OBJECTIVE:
Return all entries word for word, but drop any images.
----
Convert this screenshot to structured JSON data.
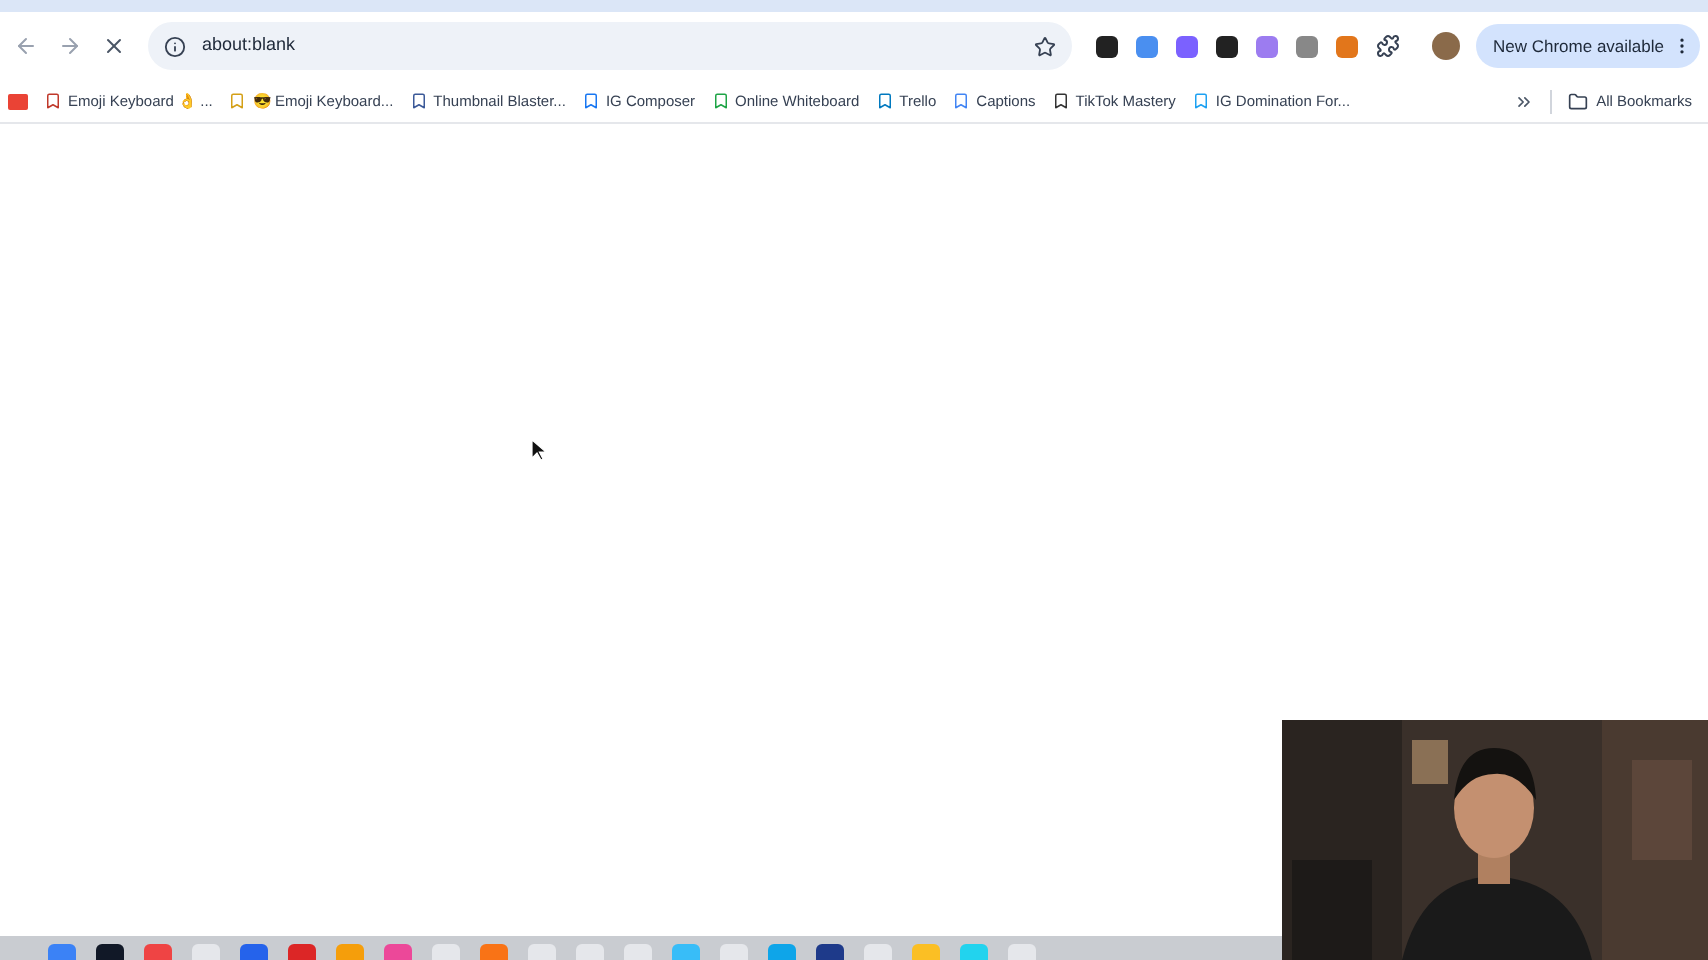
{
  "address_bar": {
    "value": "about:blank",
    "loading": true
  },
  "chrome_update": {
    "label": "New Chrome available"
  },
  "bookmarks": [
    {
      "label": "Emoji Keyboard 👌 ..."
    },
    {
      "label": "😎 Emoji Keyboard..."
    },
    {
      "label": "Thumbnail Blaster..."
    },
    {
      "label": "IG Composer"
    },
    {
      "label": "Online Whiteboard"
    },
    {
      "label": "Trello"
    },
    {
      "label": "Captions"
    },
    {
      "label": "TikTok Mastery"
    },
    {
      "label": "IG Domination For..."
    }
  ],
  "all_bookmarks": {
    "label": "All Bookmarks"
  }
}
----
ANSWER FOR THIS EXERCISE:
Convert this screenshot to structured JSON data.
{
  "address_bar": {
    "value": "about:blank",
    "loading": true
  },
  "chrome_update": {
    "label": "New Chrome available"
  },
  "bookmarks": [
    {
      "label": "Emoji Keyboard 👌 ..."
    },
    {
      "label": "😎 Emoji Keyboard..."
    },
    {
      "label": "Thumbnail Blaster..."
    },
    {
      "label": "IG Composer"
    },
    {
      "label": "Online Whiteboard"
    },
    {
      "label": "Trello"
    },
    {
      "label": "Captions"
    },
    {
      "label": "TikTok Mastery"
    },
    {
      "label": "IG Domination For..."
    }
  ],
  "all_bookmarks": {
    "label": "All Bookmarks"
  }
}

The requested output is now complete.